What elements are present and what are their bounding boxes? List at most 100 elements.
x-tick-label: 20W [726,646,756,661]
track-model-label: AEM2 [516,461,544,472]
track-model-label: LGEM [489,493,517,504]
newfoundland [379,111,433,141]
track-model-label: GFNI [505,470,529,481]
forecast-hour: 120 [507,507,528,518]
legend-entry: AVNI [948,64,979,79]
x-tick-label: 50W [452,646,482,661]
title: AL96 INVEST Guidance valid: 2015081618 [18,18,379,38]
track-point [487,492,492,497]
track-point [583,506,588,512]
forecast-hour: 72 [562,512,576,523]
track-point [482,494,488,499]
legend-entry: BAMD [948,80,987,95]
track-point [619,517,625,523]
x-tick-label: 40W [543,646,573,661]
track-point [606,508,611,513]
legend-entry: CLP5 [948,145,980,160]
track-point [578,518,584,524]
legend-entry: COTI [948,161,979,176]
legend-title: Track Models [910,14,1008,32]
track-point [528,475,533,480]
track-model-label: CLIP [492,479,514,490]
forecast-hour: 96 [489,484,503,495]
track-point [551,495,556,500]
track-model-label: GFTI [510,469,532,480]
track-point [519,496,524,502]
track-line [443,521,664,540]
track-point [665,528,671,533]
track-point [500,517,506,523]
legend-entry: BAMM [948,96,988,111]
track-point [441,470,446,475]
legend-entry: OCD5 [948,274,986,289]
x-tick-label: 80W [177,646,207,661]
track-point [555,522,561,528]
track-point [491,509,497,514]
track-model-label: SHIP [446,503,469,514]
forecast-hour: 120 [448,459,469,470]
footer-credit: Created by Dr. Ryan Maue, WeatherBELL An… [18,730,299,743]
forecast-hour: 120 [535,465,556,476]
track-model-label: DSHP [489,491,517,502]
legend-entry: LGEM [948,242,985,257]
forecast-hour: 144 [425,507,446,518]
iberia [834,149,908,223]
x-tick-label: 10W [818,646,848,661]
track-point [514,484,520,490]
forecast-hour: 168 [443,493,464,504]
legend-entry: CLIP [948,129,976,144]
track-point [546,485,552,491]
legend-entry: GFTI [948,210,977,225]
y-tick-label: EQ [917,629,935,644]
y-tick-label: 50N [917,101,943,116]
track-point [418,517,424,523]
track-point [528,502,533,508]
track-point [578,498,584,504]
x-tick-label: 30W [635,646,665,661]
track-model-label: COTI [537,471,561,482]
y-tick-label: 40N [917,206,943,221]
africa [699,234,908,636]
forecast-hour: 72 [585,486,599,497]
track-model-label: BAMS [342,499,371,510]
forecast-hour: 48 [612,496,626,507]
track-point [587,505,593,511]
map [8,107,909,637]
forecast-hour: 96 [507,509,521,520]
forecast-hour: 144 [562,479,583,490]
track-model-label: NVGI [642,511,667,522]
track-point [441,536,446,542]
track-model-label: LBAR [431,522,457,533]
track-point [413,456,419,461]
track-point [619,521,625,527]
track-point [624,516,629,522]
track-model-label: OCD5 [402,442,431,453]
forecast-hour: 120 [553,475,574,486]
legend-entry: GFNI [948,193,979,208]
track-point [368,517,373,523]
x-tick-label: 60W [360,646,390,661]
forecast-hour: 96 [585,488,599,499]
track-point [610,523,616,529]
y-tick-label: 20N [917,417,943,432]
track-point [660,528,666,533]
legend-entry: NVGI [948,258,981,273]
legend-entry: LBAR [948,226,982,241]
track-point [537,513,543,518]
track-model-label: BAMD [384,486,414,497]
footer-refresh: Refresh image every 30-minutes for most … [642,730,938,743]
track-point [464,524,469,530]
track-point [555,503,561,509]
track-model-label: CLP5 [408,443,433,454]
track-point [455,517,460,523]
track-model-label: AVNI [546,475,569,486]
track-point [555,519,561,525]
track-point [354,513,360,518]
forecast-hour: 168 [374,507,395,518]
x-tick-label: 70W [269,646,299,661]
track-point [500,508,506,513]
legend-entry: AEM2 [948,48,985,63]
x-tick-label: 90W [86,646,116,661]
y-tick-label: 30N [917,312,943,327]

=======

— Required task —
Copy the records above, swapping every "legend-entry" for "legend-item" and changing nothing else.

— Expected answer —
What elements are present and what are their bounding boxes? List at most 100 elements.
x-tick-label: 20W [726,646,756,661]
track-model-label: AEM2 [516,461,544,472]
track-model-label: LGEM [489,493,517,504]
newfoundland [379,111,433,141]
track-model-label: GFNI [505,470,529,481]
forecast-hour: 120 [507,507,528,518]
legend-item: AVNI [948,64,979,79]
x-tick-label: 50W [452,646,482,661]
title: AL96 INVEST Guidance valid: 2015081618 [18,18,379,38]
track-point [487,492,492,497]
track-point [583,506,588,512]
forecast-hour: 72 [562,512,576,523]
track-point [482,494,488,499]
legend-item: BAMD [948,80,987,95]
track-point [619,517,625,523]
x-tick-label: 40W [543,646,573,661]
track-point [606,508,611,513]
legend-item: CLP5 [948,145,980,160]
track-point [578,518,584,524]
legend-item: COTI [948,161,979,176]
legend-title: Track Models [910,14,1008,32]
track-point [528,475,533,480]
track-model-label: CLIP [492,479,514,490]
forecast-hour: 96 [489,484,503,495]
track-point [551,495,556,500]
track-model-label: GFTI [510,469,532,480]
track-point [519,496,524,502]
track-line [443,521,664,540]
track-point [665,528,671,533]
track-point [500,517,506,523]
legend-item: BAMM [948,96,988,111]
track-point [441,470,446,475]
legend-item: OCD5 [948,274,986,289]
x-tick-label: 80W [177,646,207,661]
track-point [555,522,561,528]
track-point [491,509,497,514]
track-model-label: SHIP [446,503,469,514]
forecast-hour: 120 [448,459,469,470]
footer-credit: Created by Dr. Ryan Maue, WeatherBELL An… [18,730,299,743]
forecast-hour: 120 [535,465,556,476]
track-model-label: DSHP [489,491,517,502]
legend-item: LGEM [948,242,985,257]
forecast-hour: 144 [425,507,446,518]
iberia [834,149,908,223]
x-tick-label: 10W [818,646,848,661]
track-point [514,484,520,490]
forecast-hour: 168 [443,493,464,504]
legend-item: CLIP [948,129,976,144]
track-point [546,485,552,491]
legend-item: GFTI [948,210,977,225]
y-tick-label: EQ [917,629,935,644]
y-tick-label: 50N [917,101,943,116]
track-point [418,517,424,523]
track-point [528,502,533,508]
track-point [578,498,584,504]
x-tick-label: 30W [635,646,665,661]
track-model-label: COTI [537,471,561,482]
y-tick-label: 40N [917,206,943,221]
africa [699,234,908,636]
forecast-hour: 72 [585,486,599,497]
track-model-label: BAMS [342,499,371,510]
forecast-hour: 48 [612,496,626,507]
track-point [587,505,593,511]
map [8,107,909,637]
forecast-hour: 96 [507,509,521,520]
forecast-hour: 144 [562,479,583,490]
track-model-label: NVGI [642,511,667,522]
track-point [441,536,446,542]
track-model-label: LBAR [431,522,457,533]
track-point [413,456,419,461]
track-point [619,521,625,527]
track-point [624,516,629,522]
track-model-label: OCD5 [402,442,431,453]
forecast-hour: 120 [553,475,574,486]
legend-item: GFNI [948,193,979,208]
track-point [368,517,373,523]
x-tick-label: 60W [360,646,390,661]
forecast-hour: 96 [585,488,599,499]
track-point [610,523,616,529]
y-tick-label: 20N [917,417,943,432]
track-point [660,528,666,533]
legend-item: NVGI [948,258,981,273]
legend-item: LBAR [948,226,982,241]
track-point [537,513,543,518]
track-model-label: BAMD [384,486,414,497]
footer-refresh: Refresh image every 30-minutes for most … [642,730,938,743]
track-point [464,524,469,530]
track-point [555,503,561,509]
track-model-label: CLP5 [408,443,433,454]
track-point [455,517,460,523]
track-model-label: AVNI [546,475,569,486]
track-point [555,519,561,525]
track-point [354,513,360,518]
forecast-hour: 168 [374,507,395,518]
x-tick-label: 70W [269,646,299,661]
track-point [500,508,506,513]
legend-item: AEM2 [948,48,985,63]
x-tick-label: 90W [86,646,116,661]
y-tick-label: 30N [917,312,943,327]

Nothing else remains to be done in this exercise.